= OBJECTIVE =
In your copy, reproduce the entries exactly as they are, minus the images.

Collected data entries
* * *

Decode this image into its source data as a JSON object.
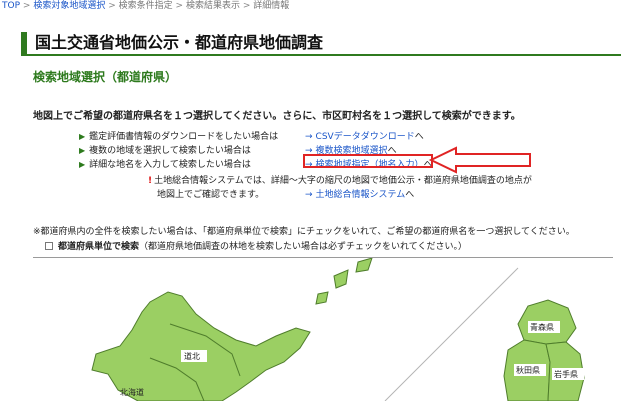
{
  "breadcrumb": {
    "top": "TOP",
    "sep": ">",
    "step1": "検索対象地域選択",
    "step2": "検索条件指定",
    "step3": "検索結果表示",
    "step4": "詳細情報"
  },
  "page": {
    "title": "国土交通省地価公示・都道府県地価調査"
  },
  "section": {
    "title": "検索地域選択（都道府県）",
    "instruction": "地図上でご希望の都道府県名を１つ選択してください。さらに、市区町村名を１つ選択して検索ができます。"
  },
  "options": [
    {
      "text": "鑑定評価書情報のダウンロードをしたい場合は",
      "arrow": "→",
      "link": "CSVデータダウンロード",
      "suffix": "へ"
    },
    {
      "text": "複数の地域を選択して検索したい場合は",
      "arrow": "→",
      "link": "複数検索地域選択",
      "suffix": "へ"
    },
    {
      "text": "詳細な地名を入力して検索したい場合は",
      "arrow": "→",
      "link": "検索地域指定（地名入力）",
      "suffix": "へ"
    }
  ],
  "note": {
    "mark": "!",
    "line1": "土地総合情報システムでは、詳細～大字の縮尺の地図で地価公示・都道府県地価調査の地点が",
    "line2": "地図上でご確認できます。",
    "arrow": "→",
    "link": "土地総合情報システム",
    "suffix": "へ"
  },
  "global_note": "※都道府県内の全件を検索したい場合は、「都道府県単位で検索」にチェックをいれて、ご希望の都道府県名を一つ選択してください。",
  "checkbox": {
    "label": "都道府県単位で検索",
    "hint": "（都道府県地価調査の林地を検索したい場合は必ずチェックをいれてください。）",
    "checked": false
  },
  "map": {
    "regions": {
      "dohoku": "道北",
      "hokkaido": "北海道",
      "aomori": "青森県",
      "akita": "秋田県",
      "iwate": "岩手県"
    },
    "colors": {
      "land": "#9bcf63",
      "border": "#4f7d2c",
      "label_bg": "#ffffff"
    }
  },
  "colors": {
    "accent": "#2d7a1d",
    "link": "#1a55c8",
    "highlight": "#e02424"
  }
}
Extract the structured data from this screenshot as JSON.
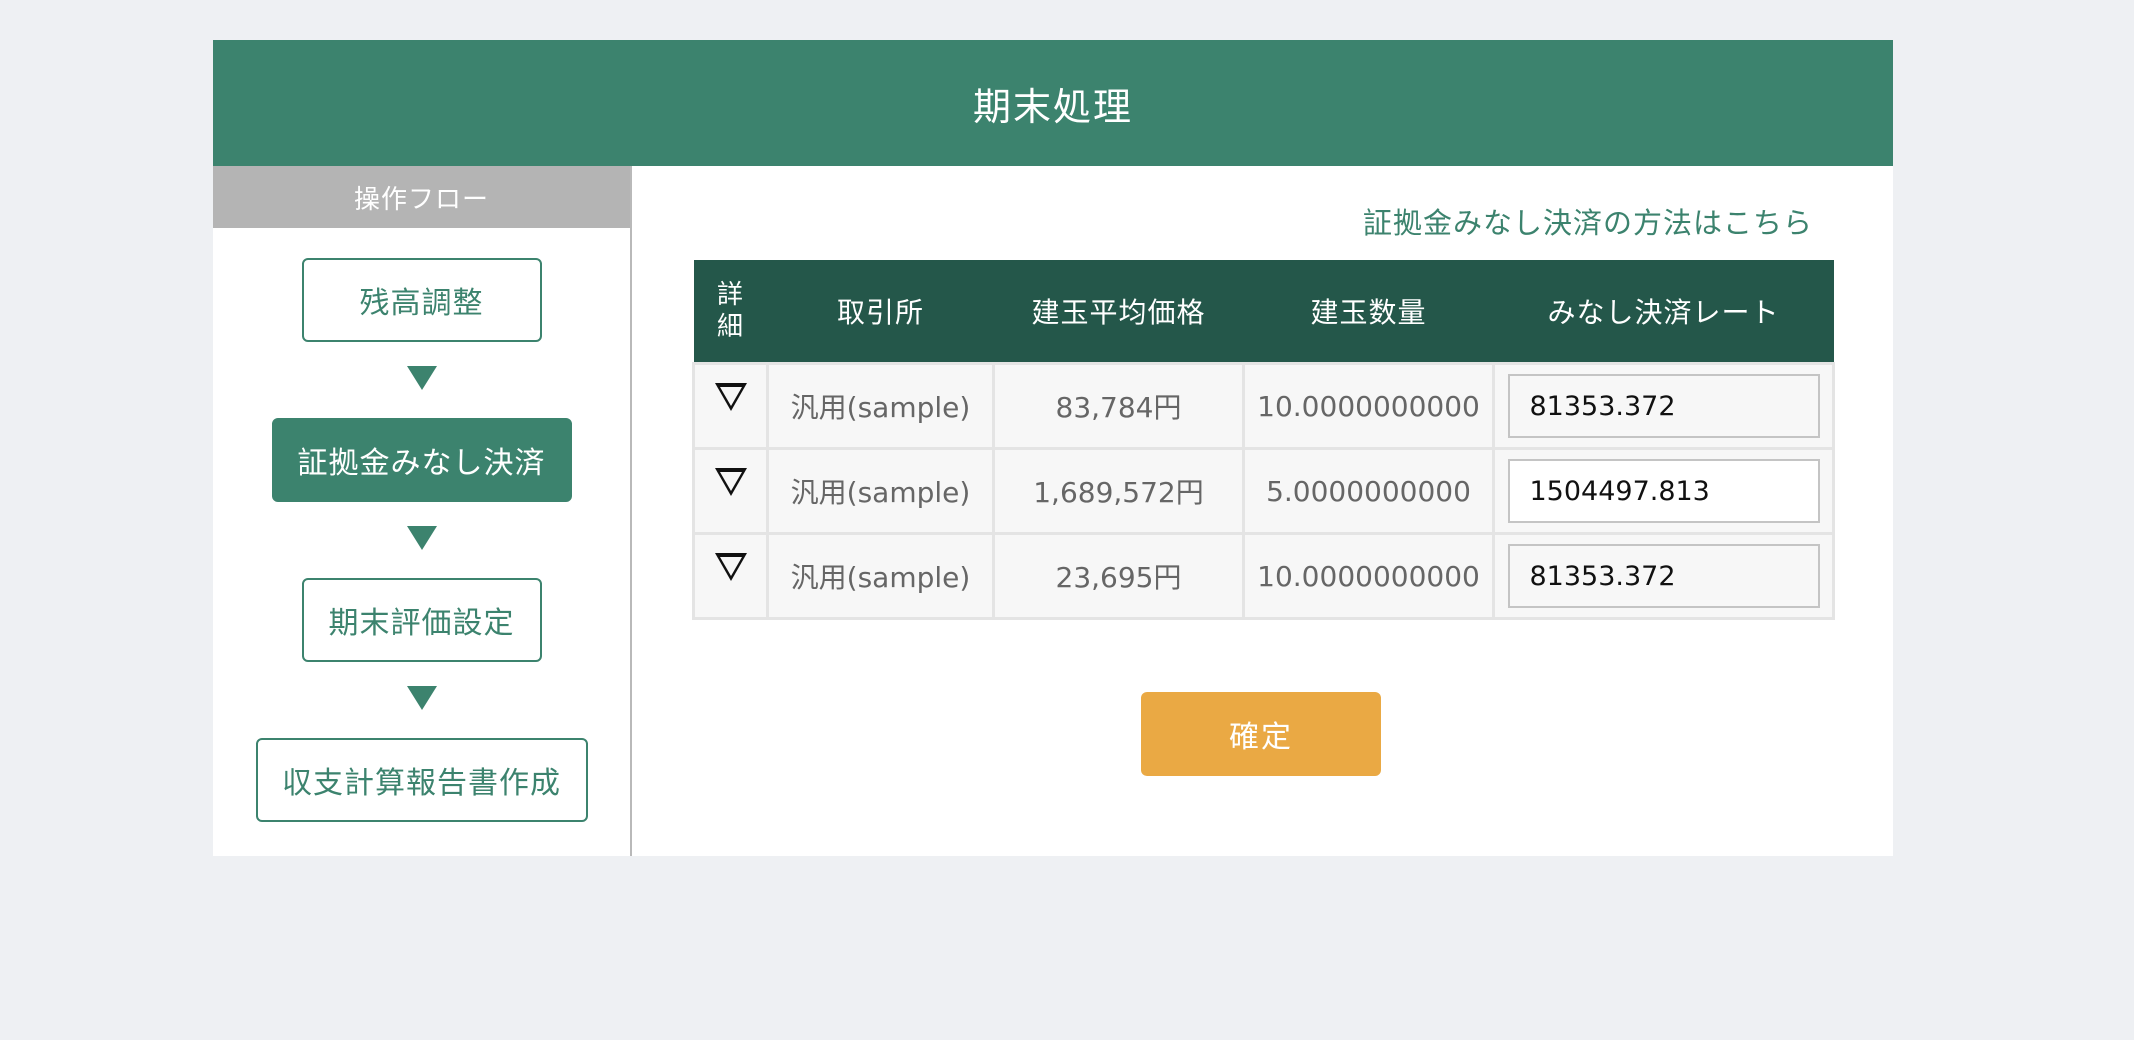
{
  "page": {
    "title": "期末処理"
  },
  "sidebar": {
    "header": "操作フロー",
    "steps": [
      {
        "label": "残高調整",
        "active": false
      },
      {
        "label": "証拠金みなし決済",
        "active": true
      },
      {
        "label": "期末評価設定",
        "active": false
      },
      {
        "label": "収支計算報告書作成",
        "active": false
      }
    ]
  },
  "main": {
    "help_link": "証拠金みなし決済の方法はこちら",
    "table": {
      "headers": [
        "詳細",
        "取引所",
        "建玉平均価格",
        "建玉数量",
        "みなし決済レート"
      ],
      "detail_header_lines": [
        "詳",
        "細"
      ],
      "rows": [
        {
          "exchange": "汎用(sample)",
          "avg_price": "83,784円",
          "quantity": "10.0000000000",
          "rate": "81353.372"
        },
        {
          "exchange": "汎用(sample)",
          "avg_price": "1,689,572円",
          "quantity": "5.0000000000",
          "rate": "1504497.813"
        },
        {
          "exchange": "汎用(sample)",
          "avg_price": "23,695円",
          "quantity": "10.0000000000",
          "rate": "81353.372"
        }
      ]
    },
    "confirm_label": "確定"
  },
  "colors": {
    "primary": "#3c836e",
    "table_header": "#24574a",
    "accent_button": "#eaa944",
    "sidebar_header": "#b4b4b4",
    "background": "#eef0f3"
  },
  "icons": {
    "step_arrow": "triangle-down",
    "row_toggle": "nabla-outline"
  }
}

* * *

= EXERCISE RESULT =
Decode this image into its source data as a JSON object.
{
  "breadcrumb": {
    "top": "TOP",
    "sep": ">",
    "step1": "検索対象地域選択",
    "step2": "検索条件指定",
    "step3": "検索結果表示",
    "step4": "詳細情報"
  },
  "page": {
    "title": "国土交通省地価公示・都道府県地価調査"
  },
  "section": {
    "title": "検索地域選択（都道府県）",
    "instruction": "地図上でご希望の都道府県名を１つ選択してください。さらに、市区町村名を１つ選択して検索ができます。"
  },
  "options": [
    {
      "text": "鑑定評価書情報のダウンロードをしたい場合は",
      "arrow": "→",
      "link": "CSVデータダウンロード",
      "suffix": "へ"
    },
    {
      "text": "複数の地域を選択して検索したい場合は",
      "arrow": "→",
      "link": "複数検索地域選択",
      "suffix": "へ"
    },
    {
      "text": "詳細な地名を入力して検索したい場合は",
      "arrow": "→",
      "link": "検索地域指定（地名入力）",
      "suffix": "へ"
    }
  ],
  "note": {
    "mark": "!",
    "line1": "土地総合情報システムでは、詳細～大字の縮尺の地図で地価公示・都道府県地価調査の地点が",
    "line2": "地図上でご確認できます。",
    "arrow": "→",
    "link": "土地総合情報システム",
    "suffix": "へ"
  },
  "global_note": "※都道府県内の全件を検索したい場合は、「都道府県単位で検索」にチェックをいれて、ご希望の都道府県名を一つ選択してください。",
  "checkbox": {
    "label": "都道府県単位で検索",
    "hint": "（都道府県地価調査の林地を検索したい場合は必ずチェックをいれてください。）",
    "checked": false
  },
  "map": {
    "regions": {
      "dohoku": "道北",
      "hokkaido": "北海道",
      "aomori": "青森県",
      "akita": "秋田県",
      "iwate": "岩手県"
    },
    "colors": {
      "land": "#9bcf63",
      "border": "#4f7d2c",
      "label_bg": "#ffffff"
    }
  },
  "colors": {
    "accent": "#2d7a1d",
    "link": "#1a55c8",
    "highlight": "#e02424"
  }
}
Extract the structured data from this screenshot as JSON.
{
  "page": {
    "title": "期末処理"
  },
  "sidebar": {
    "header": "操作フロー",
    "steps": [
      {
        "label": "残高調整",
        "active": false
      },
      {
        "label": "証拠金みなし決済",
        "active": true
      },
      {
        "label": "期末評価設定",
        "active": false
      },
      {
        "label": "収支計算報告書作成",
        "active": false
      }
    ]
  },
  "main": {
    "help_link": "証拠金みなし決済の方法はこちら",
    "table": {
      "headers": [
        "詳細",
        "取引所",
        "建玉平均価格",
        "建玉数量",
        "みなし決済レート"
      ],
      "detail_header_lines": [
        "詳",
        "細"
      ],
      "rows": [
        {
          "exchange": "汎用(sample)",
          "avg_price": "83,784円",
          "quantity": "10.0000000000",
          "rate": "81353.372"
        },
        {
          "exchange": "汎用(sample)",
          "avg_price": "1,689,572円",
          "quantity": "5.0000000000",
          "rate": "1504497.813"
        },
        {
          "exchange": "汎用(sample)",
          "avg_price": "23,695円",
          "quantity": "10.0000000000",
          "rate": "81353.372"
        }
      ]
    },
    "confirm_label": "確定"
  },
  "colors": {
    "primary": "#3c836e",
    "table_header": "#24574a",
    "accent_button": "#eaa944",
    "sidebar_header": "#b4b4b4",
    "background": "#eef0f3"
  },
  "icons": {
    "step_arrow": "triangle-down",
    "row_toggle": "nabla-outline"
  }
}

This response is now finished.